-- Part of a data file --
%%
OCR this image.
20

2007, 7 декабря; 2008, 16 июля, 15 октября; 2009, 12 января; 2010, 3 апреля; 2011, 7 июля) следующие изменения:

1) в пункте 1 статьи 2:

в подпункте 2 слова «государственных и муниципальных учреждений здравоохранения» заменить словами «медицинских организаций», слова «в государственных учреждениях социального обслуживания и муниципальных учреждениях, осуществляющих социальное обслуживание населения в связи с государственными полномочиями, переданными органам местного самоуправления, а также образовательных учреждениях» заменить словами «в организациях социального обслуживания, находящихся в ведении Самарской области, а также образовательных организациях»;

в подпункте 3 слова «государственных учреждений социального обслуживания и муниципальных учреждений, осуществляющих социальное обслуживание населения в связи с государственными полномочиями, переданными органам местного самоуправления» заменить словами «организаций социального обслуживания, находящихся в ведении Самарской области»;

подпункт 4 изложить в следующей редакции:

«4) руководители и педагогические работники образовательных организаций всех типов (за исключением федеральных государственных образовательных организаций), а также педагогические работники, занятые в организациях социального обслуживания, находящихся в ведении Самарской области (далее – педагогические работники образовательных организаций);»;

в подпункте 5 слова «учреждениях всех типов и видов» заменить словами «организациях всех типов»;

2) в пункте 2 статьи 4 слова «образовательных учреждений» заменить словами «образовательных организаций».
%%
-- Problem to solve --
Please reproduce each line exactly as written.

-- Correct answer --
OCR this image.
20

2007, 7 декабря; 2008, 16 июля, 15 октября; 2009, 12 января; 2010, 3 апреля; 2011, 7 июля) следующие изменения:

1) в пункте 1 статьи 2:

в подпункте 2 слова «государственных и муниципальных учреждений здравоохранения» заменить словами «медицинских организаций», слова «в государственных учреждениях социального обслуживания и муниципальных учреждениях, осуществляющих социальное обслуживание населения в связи с государственными полномочиями, переданными органам местного самоуправления, а также образовательных учреждениях» заменить словами «в организациях социального обслуживания, находящихся в ведении Самарской области, а также образовательных организациях»;

в подпункте 3 слова «государственных учреждений социального обслуживания и муниципальных учреждений, осуществляющих социальное обслуживание населения в связи с государственными полномочиями, переданными органам местного самоуправления» заменить словами «организаций социального обслуживания, находящихся в ведении Самарской области»;

подпункт 4 изложить в следующей редакции:

«4) руководители и педагогические работники образовательных организаций всех типов (за исключением федеральных государственных образовательных организаций), а также педагогические работники, занятые в организациях социального обслуживания, находящихся в ведении Самарской области (далее – педагогические работники образовательных организаций);»;

в подпункте 5 слова «учреждениях всех типов и видов» заменить словами «организациях всех типов»;

2) в пункте 2 статьи 4 слова «образовательных учреждений» заменить словами «образовательных организаций».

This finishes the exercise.